▸ PROMPT
Please copy the listing below word for word, leaving out the picture.

==== RECORDS ====

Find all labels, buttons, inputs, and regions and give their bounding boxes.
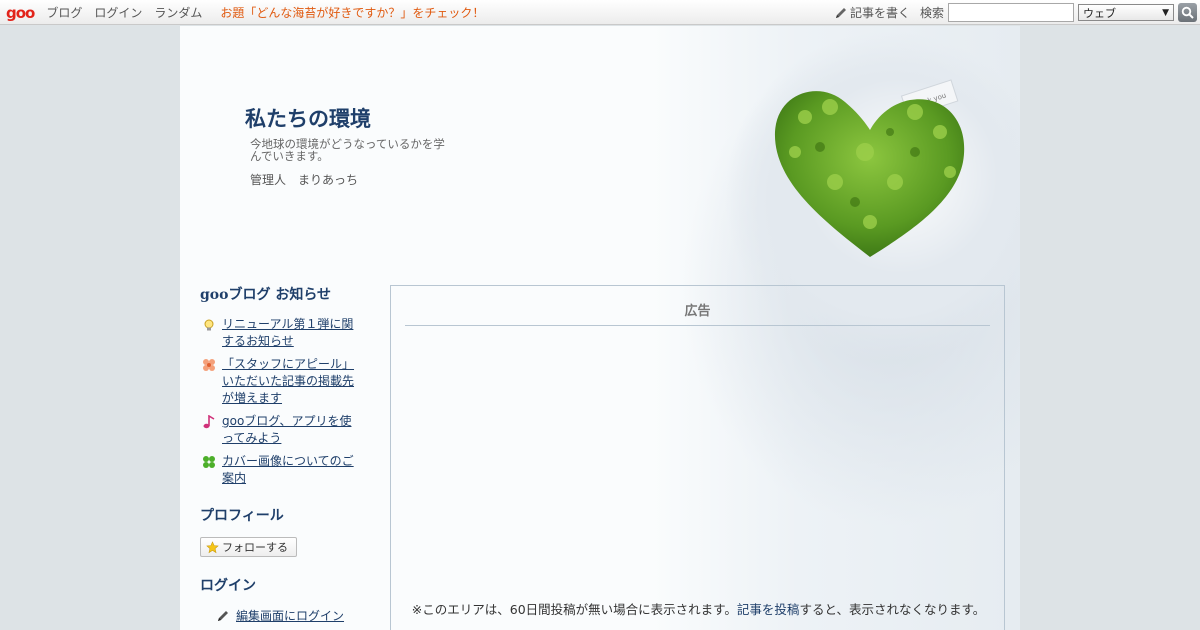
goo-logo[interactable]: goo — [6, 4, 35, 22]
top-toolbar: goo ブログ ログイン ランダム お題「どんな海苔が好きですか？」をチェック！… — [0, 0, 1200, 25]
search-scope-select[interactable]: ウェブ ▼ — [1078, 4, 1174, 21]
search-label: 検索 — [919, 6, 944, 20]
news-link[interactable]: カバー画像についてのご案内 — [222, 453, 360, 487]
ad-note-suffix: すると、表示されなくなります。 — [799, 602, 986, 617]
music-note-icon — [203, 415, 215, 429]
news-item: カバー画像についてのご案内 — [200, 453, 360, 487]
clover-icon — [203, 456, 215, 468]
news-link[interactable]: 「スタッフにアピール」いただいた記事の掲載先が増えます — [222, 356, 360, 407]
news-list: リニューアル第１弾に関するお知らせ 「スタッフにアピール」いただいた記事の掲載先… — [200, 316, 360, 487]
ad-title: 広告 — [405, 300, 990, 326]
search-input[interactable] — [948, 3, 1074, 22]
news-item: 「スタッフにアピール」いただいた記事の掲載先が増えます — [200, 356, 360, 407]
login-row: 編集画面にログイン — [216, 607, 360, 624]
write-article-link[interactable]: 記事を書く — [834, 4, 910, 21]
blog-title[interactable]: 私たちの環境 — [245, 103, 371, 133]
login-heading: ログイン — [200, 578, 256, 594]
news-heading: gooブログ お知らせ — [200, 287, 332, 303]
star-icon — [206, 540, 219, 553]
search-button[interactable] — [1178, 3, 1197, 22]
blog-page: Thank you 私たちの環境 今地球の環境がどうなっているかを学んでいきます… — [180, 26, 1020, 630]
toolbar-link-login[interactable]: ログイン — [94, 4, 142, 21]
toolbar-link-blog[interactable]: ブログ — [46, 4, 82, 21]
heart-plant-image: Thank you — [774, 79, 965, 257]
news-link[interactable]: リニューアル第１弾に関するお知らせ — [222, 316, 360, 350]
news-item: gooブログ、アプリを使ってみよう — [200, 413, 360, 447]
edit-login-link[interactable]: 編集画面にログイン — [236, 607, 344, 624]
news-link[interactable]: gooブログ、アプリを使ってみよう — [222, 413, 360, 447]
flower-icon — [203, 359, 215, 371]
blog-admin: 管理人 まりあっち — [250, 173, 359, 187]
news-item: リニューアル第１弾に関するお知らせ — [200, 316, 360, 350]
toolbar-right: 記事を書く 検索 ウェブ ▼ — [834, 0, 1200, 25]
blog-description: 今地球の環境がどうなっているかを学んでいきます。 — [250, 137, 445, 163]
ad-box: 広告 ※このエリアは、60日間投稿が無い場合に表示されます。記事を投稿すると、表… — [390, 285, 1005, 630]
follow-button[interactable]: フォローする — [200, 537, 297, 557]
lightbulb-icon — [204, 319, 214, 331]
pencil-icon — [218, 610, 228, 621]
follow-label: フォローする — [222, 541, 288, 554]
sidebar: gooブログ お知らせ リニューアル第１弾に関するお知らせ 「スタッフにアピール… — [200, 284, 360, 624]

====

▸ EXERCISE RESULT
Find all labels, buttons, inputs, and regions and give their bounding boxes.
goo-logo[interactable]: goo — [6, 4, 35, 22]
top-toolbar: goo ブログ ログイン ランダム お題「どんな海苔が好きですか？」をチェック！… — [0, 0, 1200, 25]
search-scope-select[interactable]: ウェブ ▼ — [1078, 4, 1174, 21]
search-label: 検索 — [919, 6, 944, 20]
news-link[interactable]: カバー画像についてのご案内 — [222, 453, 360, 487]
ad-note-suffix: すると、表示されなくなります。 — [799, 602, 986, 617]
music-note-icon — [203, 415, 215, 429]
news-item: カバー画像についてのご案内 — [200, 453, 360, 487]
clover-icon — [203, 456, 215, 468]
news-link[interactable]: 「スタッフにアピール」いただいた記事の掲載先が増えます — [222, 356, 360, 407]
news-list: リニューアル第１弾に関するお知らせ 「スタッフにアピール」いただいた記事の掲載先… — [200, 316, 360, 487]
ad-title: 広告 — [405, 300, 990, 326]
search-input[interactable] — [948, 3, 1074, 22]
news-item: 「スタッフにアピール」いただいた記事の掲載先が増えます — [200, 356, 360, 407]
login-row: 編集画面にログイン — [216, 607, 360, 624]
write-article-link[interactable]: 記事を書く — [834, 4, 910, 21]
blog-title[interactable]: 私たちの環境 — [245, 103, 371, 133]
login-heading: ログイン — [200, 578, 256, 594]
news-heading: gooブログ お知らせ — [200, 287, 332, 303]
star-icon — [206, 540, 219, 553]
search-button[interactable] — [1178, 3, 1197, 22]
blog-page: Thank you 私たちの環境 今地球の環境がどうなっているかを学んでいきます… — [180, 26, 1020, 630]
toolbar-link-login[interactable]: ログイン — [94, 4, 142, 21]
toolbar-link-blog[interactable]: ブログ — [46, 4, 82, 21]
heart-plant-image: Thank you — [774, 79, 965, 257]
news-link[interactable]: リニューアル第１弾に関するお知らせ — [222, 316, 360, 350]
news-item: gooブログ、アプリを使ってみよう — [200, 413, 360, 447]
edit-login-link[interactable]: 編集画面にログイン — [236, 607, 344, 624]
news-link[interactable]: gooブログ、アプリを使ってみよう — [222, 413, 360, 447]
flower-icon — [203, 359, 215, 371]
blog-admin: 管理人 まりあっち — [250, 173, 359, 187]
news-item: リニューアル第１弾に関するお知らせ — [200, 316, 360, 350]
toolbar-right: 記事を書く 検索 ウェブ ▼ — [834, 0, 1200, 25]
blog-description: 今地球の環境がどうなっているかを学んでいきます。 — [250, 137, 445, 163]
ad-box: 広告 ※このエリアは、60日間投稿が無い場合に表示されます。記事を投稿すると、表… — [390, 285, 1005, 630]
follow-button[interactable]: フォローする — [200, 537, 297, 557]
lightbulb-icon — [204, 319, 214, 331]
pencil-icon — [218, 610, 228, 621]
follow-label: フォローする — [222, 541, 288, 554]
sidebar: gooブログ お知らせ リニューアル第１弾に関するお知らせ 「スタッフにアピール… — [200, 284, 360, 624]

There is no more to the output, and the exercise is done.